(WORK TO COMPLETE) Every line with the string "document" should be gathered.

** start of STORED ROWS **

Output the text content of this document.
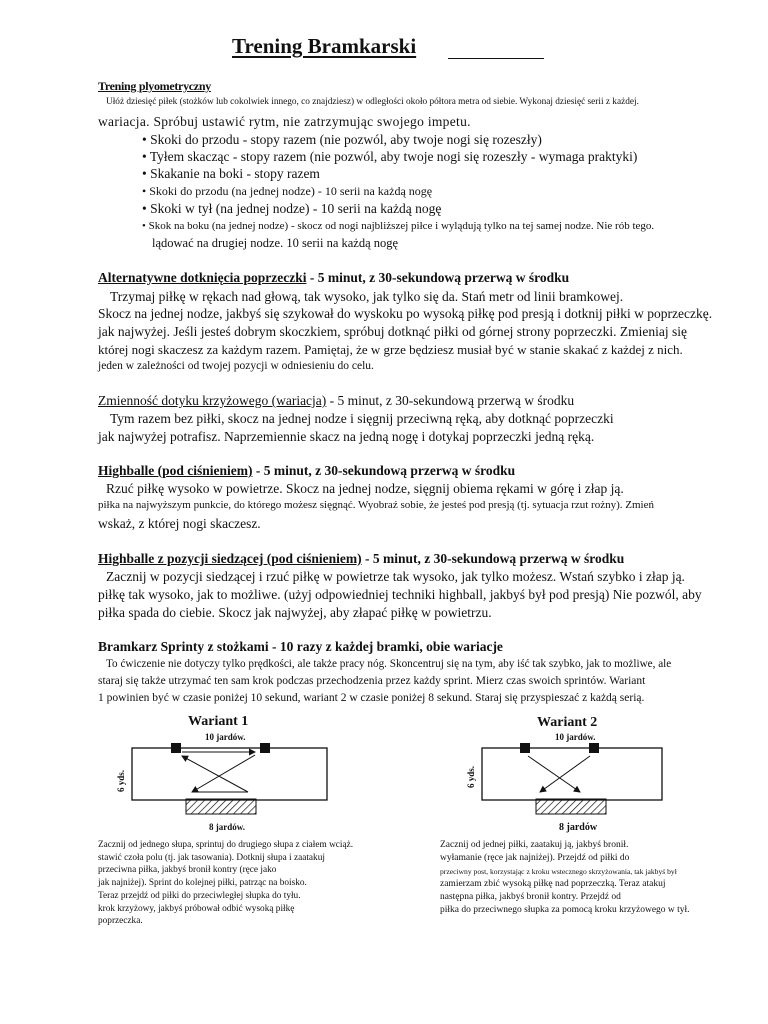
Trening Bramkarski
Trening plyometryczny
Ułóż dziesięć piłek (stożków lub cokolwiek innego, co znajdziesz) w odległości około półtora metra od siebie. Wykonaj dziesięć serii z każdej.
wariacja. Spróbuj ustawić rytm, nie zatrzymując swojego impetu.
• Skoki do przodu - stopy razem (nie pozwól, aby twoje nogi się rozeszły)
• Tyłem skacząc - stopy razem (nie pozwól, aby twoje nogi się rozeszły - wymaga praktyki)
• Skakanie na boki - stopy razem
• Skoki do przodu (na jednej nodze) - 10 serii na każdą nogę
• Skoki w tył (na jednej nodze) - 10 serii na każdą nogę
• Skok na boku (na jednej nodze) - skocz od nogi najbliższej piłce i wylądują tylko na tej samej nodze. Nie rób tego.
lądować na drugiej nodze. 10 serii na każdą nogę
Alternatywne dotknięcia poprzeczki - 5 minut, z 30-sekundową przerwą w środku
Trzymaj piłkę w rękach nad głową, tak wysoko, jak tylko się da. Stań metr od linii bramkowej.
Skocz na jednej nodze, jakbyś się szykował do wyskoku po wysoką piłkę pod presją i dotknij piłki w poprzeczkę.
jak najwyżej. Jeśli jesteś dobrym skoczkiem, spróbuj dotknąć piłki od górnej strony poprzeczki. Zmieniaj się
której nogi skaczesz za każdym razem. Pamiętaj, że w grze będziesz musiał być w stanie skakać z każdej z nich.
jeden w zależności od twojej pozycji w odniesieniu do celu.
Zmienność dotyku krzyżowego (wariacja) - 5 minut, z 30-sekundową przerwą w środku
Tym razem bez piłki, skocz na jednej nodze i sięgnij przeciwną ręką, aby dotknąć poprzeczki
jak najwyżej potrafisz. Naprzemiennie skacz na jedną nogę i dotykaj poprzeczki jedną ręką.
Highballe (pod ciśnieniem) - 5 minut, z 30-sekundową przerwą w środku
Rzuć piłkę wysoko w powietrze. Skocz na jednej nodze, sięgnij obiema rękami w górę i złap ją.
piłka na najwyższym punkcie, do którego możesz sięgnąć. Wyobraź sobie, że jesteś pod presją (tj. sytuacja rzut rożny). Zmień
wskaż, z której nogi skaczesz.
Highballe z pozycji siedzącej (pod ciśnieniem) - 5 minut, z 30-sekundową przerwą w środku
Zacznij w pozycji siedzącej i rzuć piłkę w powietrze tak wysoko, jak tylko możesz. Wstań szybko i złap ją.
piłkę tak wysoko, jak to możliwe. (użyj odpowiedniej techniki highball, jakbyś był pod presją) Nie pozwól, aby
piłka spada do ciebie. Skocz jak najwyżej, aby złapać piłkę w powietrzu.
Bramkarz Sprinty z stożkami - 10 razy z każdej bramki, obie wariacje
To ćwiczenie nie dotyczy tylko prędkości, ale także pracy nóg. Skoncentruj się na tym, aby iść tak szybko, jak to możliwe, ale
staraj się także utrzymać ten sam krok podczas przechodzenia przez każdy sprint. Mierz czas swoich sprintów. Wariant
1 powinien być w czasie poniżej 10 sekund, wariant 2 w czasie poniżej 8 sekund. Staraj się przyspieszać z każdą serią.
Wariant 1
10 jardów.
6 yds.
8 jardów.
Zacznij od jednego słupa, sprintuj do drugiego słupa z ciałem wciąż.
stawić czoła polu (tj. jak tasowania). Dotknij słupa i zaatakuj
przeciwna piłka, jakbyś bronił kontry (ręce jako
jak najniżej). Sprint do kolejnej piłki, patrząc na boisko.
Teraz przejdź od piłki do przeciwległej słupka do tyłu.
krok krzyżowy, jakbyś próbował odbić wysoką piłkę
poprzeczka.
Wariant 2
10 jardów.
6 yds.
8 jardów
Zacznij od jednej piłki, zaatakuj ją, jakbyś bronił.
wyłamanie (ręce jak najniżej). Przejdź od piłki do
przeciwny post, korzystając z kroku wstecznego skrzyżowania, tak jakbyś był
zamierzam zbić wysoką piłkę nad poprzeczką. Teraz atakuj
następna piłka, jakbyś bronił kontry. Przejdź od
piłka do przeciwnego słupka za pomocą kroku krzyżowego w tył.
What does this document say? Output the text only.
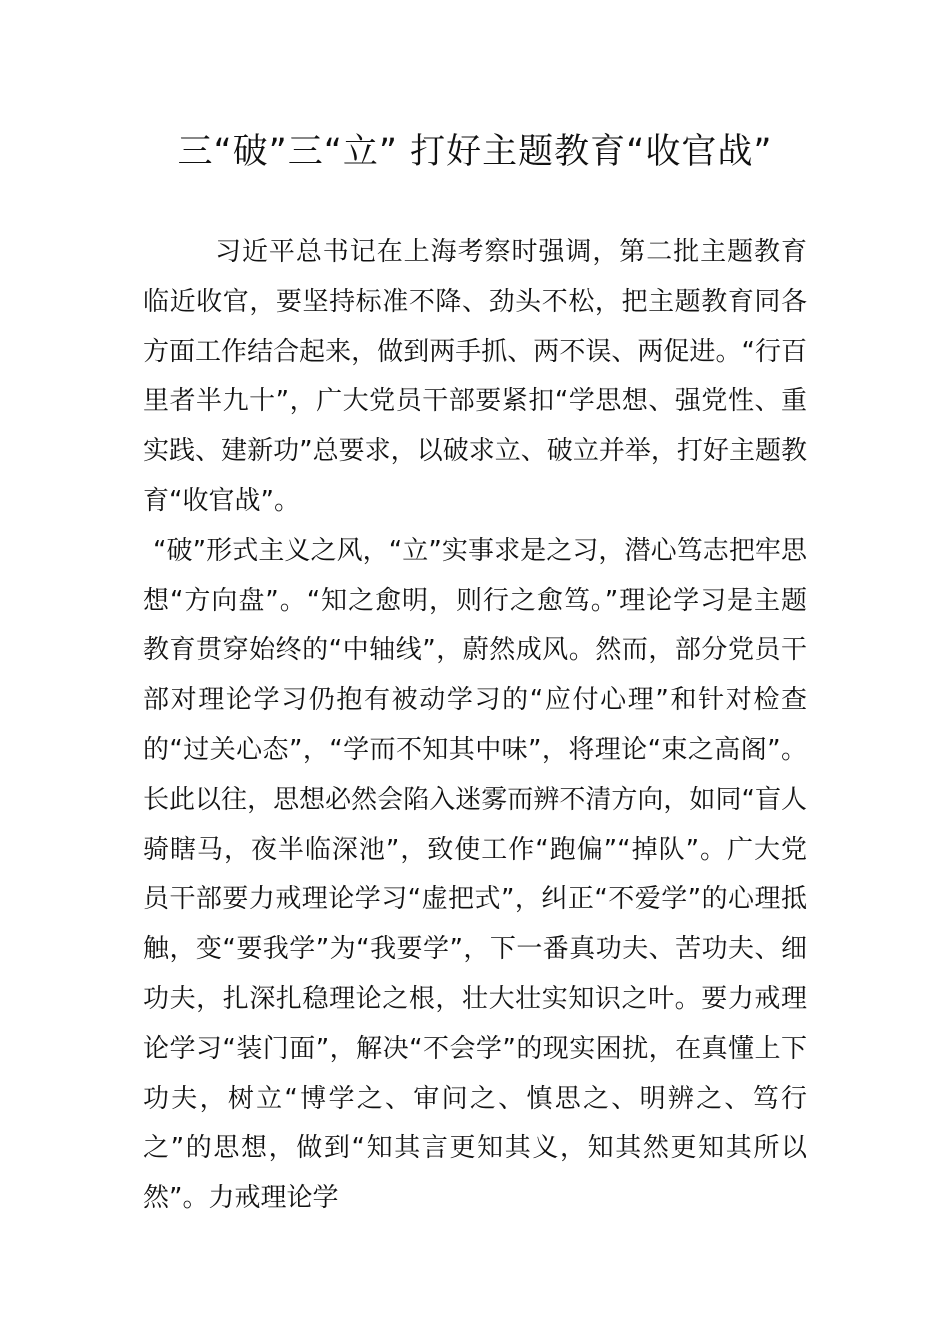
三“破”三“立” 打好主题教育“收官战”

习近平总书记在上海考察时强调，第二批主题教育临近收官，要坚持标准不降、劲头不松，把主题教育同各方面工作结合起来，做到两手抓、两不误、两促进。“行百里者半九十”，广大党员干部要紧扣“学思想、强党性、重实践、建新功”总要求，以破求立、破立并举，打好主题教育“收官战”。

“破”形式主义之风，“立”实事求是之习，潜心笃志把牢思想“方向盘”。“知之愈明，则行之愈笃。”理论学习是主题教育贯穿始终的“中轴线”，蔚然成风。然而，部分党员干部对理论学习仍抱有被动学习的“应付心理”和针对检查的“过关心态”，“学而不知其中味”，将理论“束之高阁”。长此以往，思想必然会陷入迷雾而辨不清方向，如同“盲人骑瞎马，夜半临深池”，致使工作“跑偏”“掉队”。广大党员干部要力戒理论学习“虚把式”，纠正“不爱学”的心理抵触，变“要我学”为“我要学”，下一番真功夫、苦功夫、细功夫，扎深扎稳理论之根，壮大壮实知识之叶。要力戒理论学习“装门面”，解决“不会学”的现实困扰，在真懂上下功夫，树立“博学之、审问之、慎思之、明辨之、笃行之”的思想，做到“知其言更知其义，知其然更知其所以然”。力戒理论学
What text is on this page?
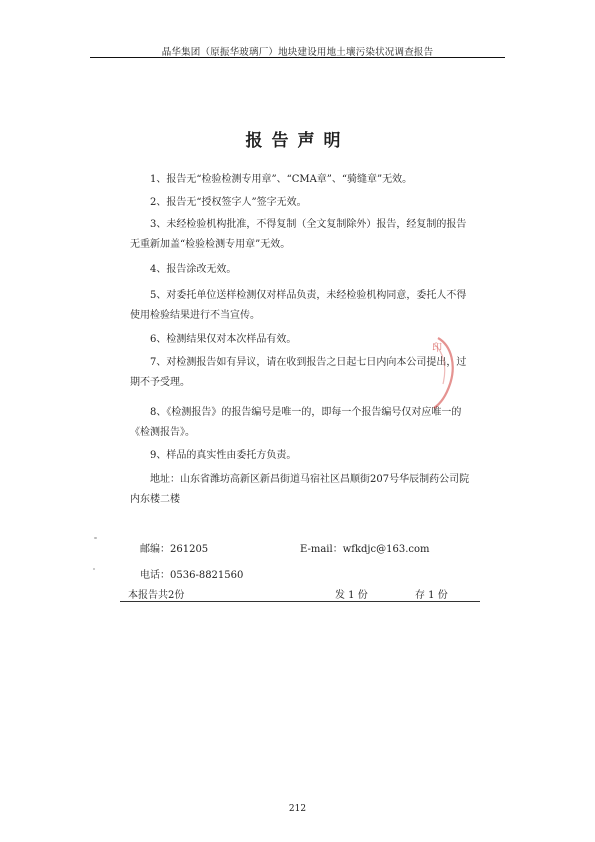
晶华集团（原振华玻璃厂）地块建设用地土壤污染状况调查报告
报告声明
1、报告无“检验检测专用章”、“CMA章”、“骑缝章”无效。
2、报告无“授权签字人”签字无效。
3、未经检验机构批准，不得复制（全文复制除外）报告，经复制的报告无重新加盖“检验检测专用章”无效。
4、报告涂改无效。
5、对委托单位送样检测仅对样品负责，未经检验机构同意，委托人不得使用检验结果进行不当宣传。
6、检测结果仅对本次样品有效。
7、对检测报告如有异议，请在收到报告之日起七日内向本公司提出，过期不予受理。
8、《检测报告》的报告编号是唯一的，即每一个报告编号仅对应唯一的《检测报告》。
9、样品的真实性由委托方负责。
地址：山东省潍坊高新区新昌街道马宿社区昌顺街207号华辰制药公司院内东楼二楼
邮编：261205	E-mail：wfkdjc@163.com
电话：0536-8821560
本报告共2份	发 1 份	存 1 份
印
212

** end of STORED ROWS **

(WRITTEN RESPONSE)
Output the text content of this document.
What does this document say? Output the text only.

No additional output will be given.